Extracted data entries
===
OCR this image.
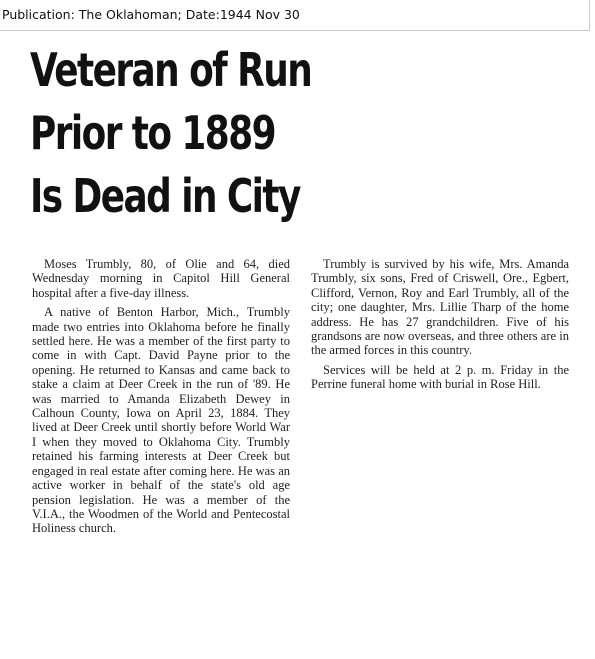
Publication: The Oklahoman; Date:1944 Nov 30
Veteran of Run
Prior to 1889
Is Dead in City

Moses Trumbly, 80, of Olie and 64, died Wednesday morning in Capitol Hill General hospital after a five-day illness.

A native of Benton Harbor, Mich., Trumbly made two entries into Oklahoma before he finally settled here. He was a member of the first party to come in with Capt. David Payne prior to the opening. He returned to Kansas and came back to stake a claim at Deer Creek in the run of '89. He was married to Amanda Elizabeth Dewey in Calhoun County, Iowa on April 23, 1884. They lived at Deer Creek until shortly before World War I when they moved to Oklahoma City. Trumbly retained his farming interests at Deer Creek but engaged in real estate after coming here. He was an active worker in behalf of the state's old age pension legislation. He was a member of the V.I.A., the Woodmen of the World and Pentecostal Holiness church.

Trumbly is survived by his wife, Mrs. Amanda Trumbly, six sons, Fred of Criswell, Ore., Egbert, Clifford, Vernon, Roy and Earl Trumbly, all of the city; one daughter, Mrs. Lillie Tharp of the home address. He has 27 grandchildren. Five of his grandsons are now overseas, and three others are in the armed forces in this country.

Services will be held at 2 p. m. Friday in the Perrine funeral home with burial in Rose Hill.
===
→ **Task brief**
Go through the data and gather every line that holds "Trumbly".

→ **Response to this exercise**
Moses Trumbly, 80, of Olie and 64, died Wednesday morning in Capitol Hill General hospital after a five-day illness.
A native of Benton Harbor, Mich., Trumbly made two entries into Oklahoma before he finally settled here. He was a member of the first party to come in with Capt. David Payne prior to the opening. He returned to Kansas and came back to stake a claim at Deer Creek in the run of '89. He was married to Amanda Elizabeth Dewey in Calhoun County, Iowa on April 23, 1884. They lived at Deer Creek until shortly before World War I when they moved to Oklahoma City. Trumbly retained his farming interests at Deer Creek but engaged in real estate after coming here. He was an active worker in behalf of the state's old age pension legislation. He was a member of the V.I.A., the Woodmen of the World and Pentecostal Holiness church.
Trumbly is survived by his wife, Mrs. Amanda Trumbly, six sons, Fred of Criswell, Ore., Egbert, Clifford, Vernon, Roy and Earl Trumbly, all of the city; one daughter, Mrs. Lillie Tharp of the home address. He has 27 grandchildren. Five of his grandsons are now overseas, and three others are in the armed forces in this country.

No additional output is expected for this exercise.